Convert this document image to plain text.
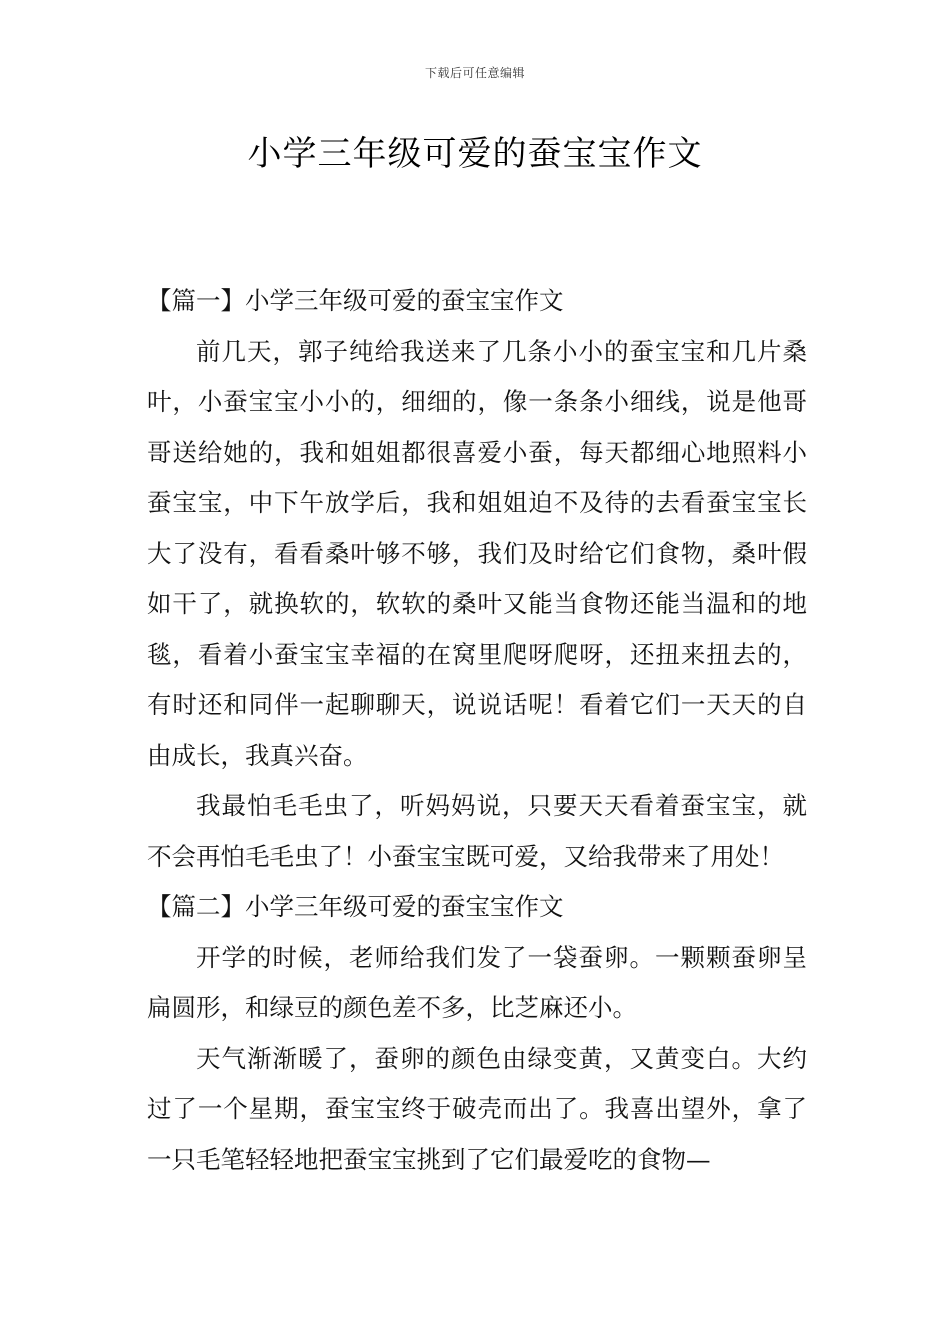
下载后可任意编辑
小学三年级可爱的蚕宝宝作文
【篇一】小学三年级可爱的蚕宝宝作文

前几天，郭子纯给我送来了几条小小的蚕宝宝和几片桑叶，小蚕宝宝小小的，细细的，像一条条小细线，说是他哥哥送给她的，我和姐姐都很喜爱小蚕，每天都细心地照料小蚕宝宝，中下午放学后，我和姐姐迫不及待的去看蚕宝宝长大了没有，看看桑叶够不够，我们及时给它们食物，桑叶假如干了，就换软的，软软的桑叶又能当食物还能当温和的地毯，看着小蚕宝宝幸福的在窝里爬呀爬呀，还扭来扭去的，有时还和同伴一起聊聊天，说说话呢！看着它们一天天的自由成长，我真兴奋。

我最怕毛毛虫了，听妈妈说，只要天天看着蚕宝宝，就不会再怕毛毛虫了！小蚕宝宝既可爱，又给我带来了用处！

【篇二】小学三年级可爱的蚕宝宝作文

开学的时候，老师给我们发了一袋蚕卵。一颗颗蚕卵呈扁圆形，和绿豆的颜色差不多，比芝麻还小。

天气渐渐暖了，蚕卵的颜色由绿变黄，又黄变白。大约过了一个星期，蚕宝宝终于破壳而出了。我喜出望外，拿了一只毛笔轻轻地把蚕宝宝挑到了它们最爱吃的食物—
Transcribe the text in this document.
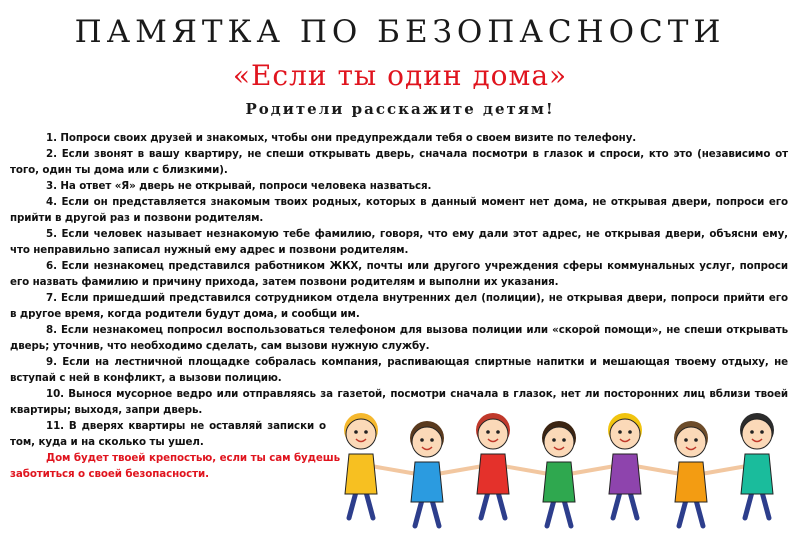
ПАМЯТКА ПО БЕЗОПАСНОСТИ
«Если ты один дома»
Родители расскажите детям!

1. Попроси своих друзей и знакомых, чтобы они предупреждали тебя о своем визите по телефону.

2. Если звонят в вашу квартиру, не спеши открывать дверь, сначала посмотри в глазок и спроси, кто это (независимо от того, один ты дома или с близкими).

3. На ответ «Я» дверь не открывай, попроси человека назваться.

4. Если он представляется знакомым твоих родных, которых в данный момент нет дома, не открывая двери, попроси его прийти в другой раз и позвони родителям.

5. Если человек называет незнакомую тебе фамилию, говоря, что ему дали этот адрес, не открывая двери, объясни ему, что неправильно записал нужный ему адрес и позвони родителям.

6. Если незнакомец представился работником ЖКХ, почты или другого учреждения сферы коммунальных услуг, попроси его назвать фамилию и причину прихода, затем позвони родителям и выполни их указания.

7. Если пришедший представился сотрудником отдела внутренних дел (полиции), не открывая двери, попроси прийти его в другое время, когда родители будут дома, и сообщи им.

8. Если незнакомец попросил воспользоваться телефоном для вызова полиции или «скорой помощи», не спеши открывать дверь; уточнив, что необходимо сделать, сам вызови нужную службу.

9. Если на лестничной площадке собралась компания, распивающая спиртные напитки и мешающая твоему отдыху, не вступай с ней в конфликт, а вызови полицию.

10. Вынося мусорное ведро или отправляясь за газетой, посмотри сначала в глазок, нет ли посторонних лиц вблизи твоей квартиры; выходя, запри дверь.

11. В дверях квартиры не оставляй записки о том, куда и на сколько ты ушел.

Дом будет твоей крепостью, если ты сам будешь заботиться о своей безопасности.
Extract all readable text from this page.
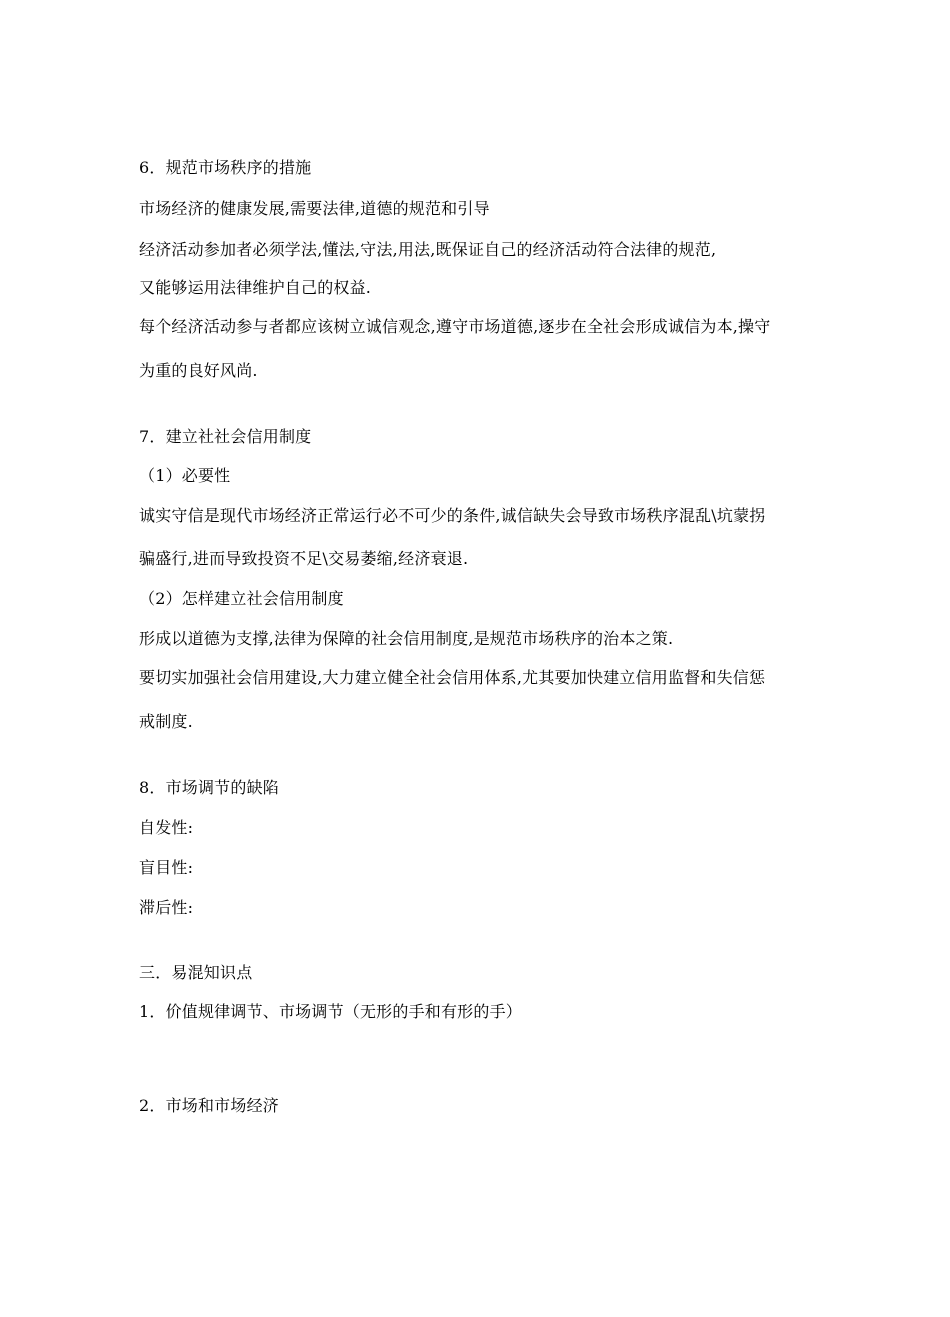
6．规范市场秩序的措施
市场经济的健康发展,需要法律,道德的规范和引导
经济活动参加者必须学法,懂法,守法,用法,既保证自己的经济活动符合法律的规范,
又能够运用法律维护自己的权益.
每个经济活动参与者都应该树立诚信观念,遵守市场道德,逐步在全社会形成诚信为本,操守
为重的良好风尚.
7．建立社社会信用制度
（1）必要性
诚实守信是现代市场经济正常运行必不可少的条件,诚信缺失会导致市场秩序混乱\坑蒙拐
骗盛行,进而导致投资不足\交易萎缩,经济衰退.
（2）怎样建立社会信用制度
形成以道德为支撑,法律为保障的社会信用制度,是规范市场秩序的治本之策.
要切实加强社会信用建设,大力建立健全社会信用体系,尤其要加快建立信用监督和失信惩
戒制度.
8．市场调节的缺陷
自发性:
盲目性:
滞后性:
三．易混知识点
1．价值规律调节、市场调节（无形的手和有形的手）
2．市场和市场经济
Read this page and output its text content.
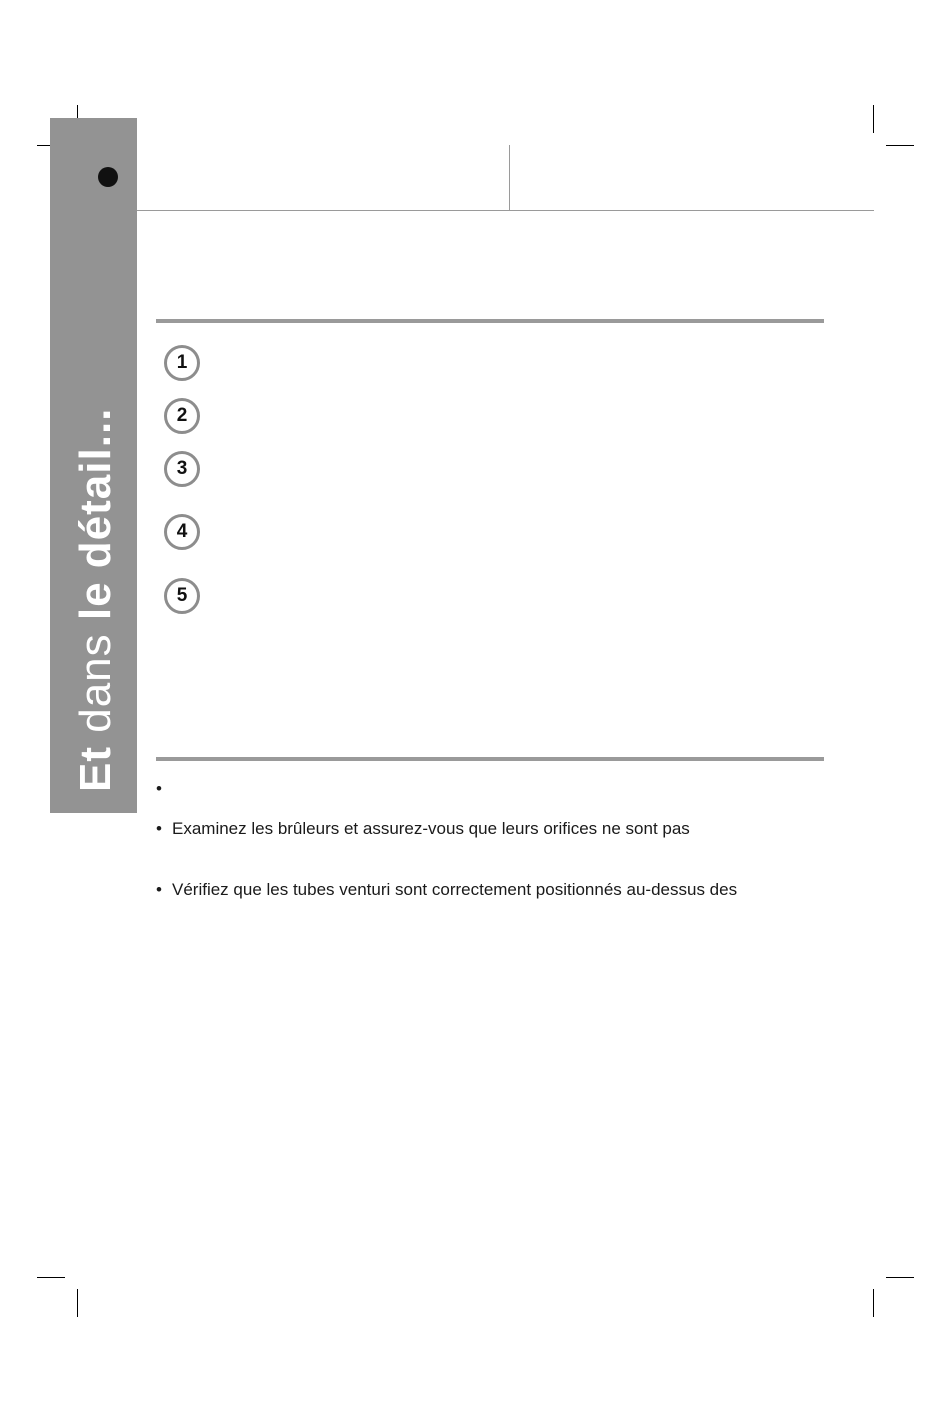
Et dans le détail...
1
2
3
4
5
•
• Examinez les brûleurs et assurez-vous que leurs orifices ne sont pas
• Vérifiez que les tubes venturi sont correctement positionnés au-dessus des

- **WHAT YOU WILL DO**
Please retype the lines from the one that contains "Read this page and output its text content." to the final line of the records, both included, exactly as written and without any pictures.

- **THE COMPLETED TASK**
Read this page and output its text content.
Et dans le détail...
1
2
3
4
5
•
• Examinez les brûleurs et assurez-vous que leurs orifices ne sont pas
• Vérifiez que les tubes venturi sont correctement positionnés au-dessus des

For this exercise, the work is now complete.